- [DATASET EXCERPTS]
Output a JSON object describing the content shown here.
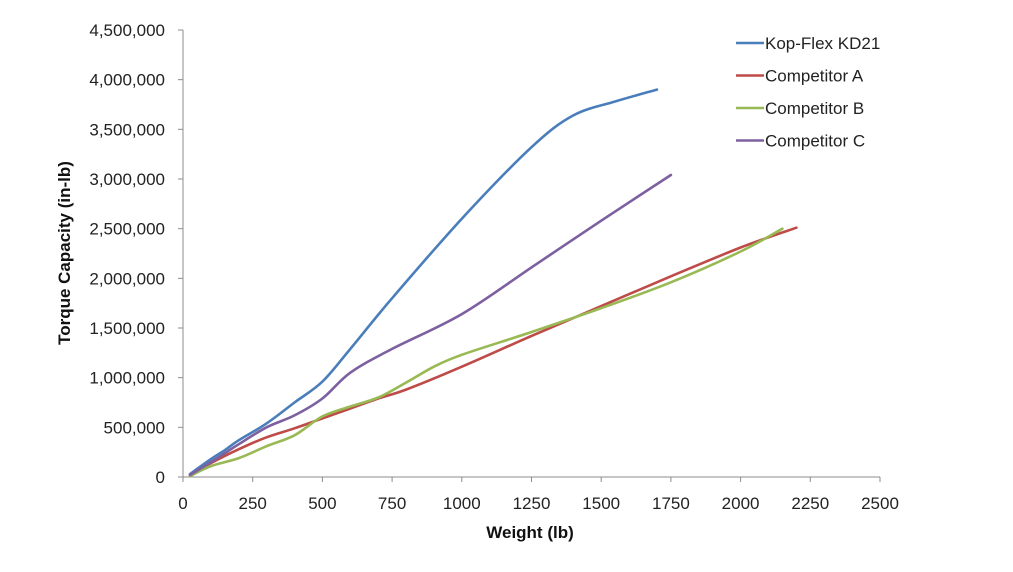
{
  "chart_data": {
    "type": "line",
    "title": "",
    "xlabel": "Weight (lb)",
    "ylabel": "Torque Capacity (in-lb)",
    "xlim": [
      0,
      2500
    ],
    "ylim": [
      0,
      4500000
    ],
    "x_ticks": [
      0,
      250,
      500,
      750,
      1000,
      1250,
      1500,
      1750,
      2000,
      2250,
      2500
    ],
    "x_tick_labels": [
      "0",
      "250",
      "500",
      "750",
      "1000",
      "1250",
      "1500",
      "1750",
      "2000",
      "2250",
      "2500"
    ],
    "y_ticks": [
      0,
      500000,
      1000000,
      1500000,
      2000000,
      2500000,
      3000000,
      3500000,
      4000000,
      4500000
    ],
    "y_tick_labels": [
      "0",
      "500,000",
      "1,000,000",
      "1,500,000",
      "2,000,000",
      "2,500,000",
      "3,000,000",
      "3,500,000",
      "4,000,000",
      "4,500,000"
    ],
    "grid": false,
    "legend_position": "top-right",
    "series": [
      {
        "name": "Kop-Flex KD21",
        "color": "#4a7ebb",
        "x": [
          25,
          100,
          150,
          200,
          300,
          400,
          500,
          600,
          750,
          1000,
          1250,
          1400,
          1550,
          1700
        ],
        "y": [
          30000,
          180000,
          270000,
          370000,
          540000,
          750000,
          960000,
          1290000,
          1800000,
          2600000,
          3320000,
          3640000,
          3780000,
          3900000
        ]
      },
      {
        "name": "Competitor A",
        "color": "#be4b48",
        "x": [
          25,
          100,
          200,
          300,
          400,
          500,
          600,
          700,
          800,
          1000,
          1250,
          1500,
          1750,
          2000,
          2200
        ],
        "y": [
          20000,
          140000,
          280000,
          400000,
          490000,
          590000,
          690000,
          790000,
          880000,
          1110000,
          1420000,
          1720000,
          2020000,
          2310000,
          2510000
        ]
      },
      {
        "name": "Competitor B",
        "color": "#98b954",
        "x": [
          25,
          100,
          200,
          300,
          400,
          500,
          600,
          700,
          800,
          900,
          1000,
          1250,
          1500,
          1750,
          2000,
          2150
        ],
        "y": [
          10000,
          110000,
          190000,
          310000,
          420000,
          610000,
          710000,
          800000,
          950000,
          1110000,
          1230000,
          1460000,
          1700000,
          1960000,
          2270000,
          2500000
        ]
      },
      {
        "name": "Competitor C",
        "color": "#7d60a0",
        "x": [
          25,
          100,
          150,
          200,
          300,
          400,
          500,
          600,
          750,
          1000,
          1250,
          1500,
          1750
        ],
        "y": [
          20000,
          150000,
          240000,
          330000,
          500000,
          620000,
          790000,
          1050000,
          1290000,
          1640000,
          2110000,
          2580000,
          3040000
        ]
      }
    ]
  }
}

- [TASK DESCRIPTION] Copy every line above that includes the string "Competitor".

- [PROBLEM SOLUTION]
        "name": "Competitor A",
        "name": "Competitor B",
        "name": "Competitor C",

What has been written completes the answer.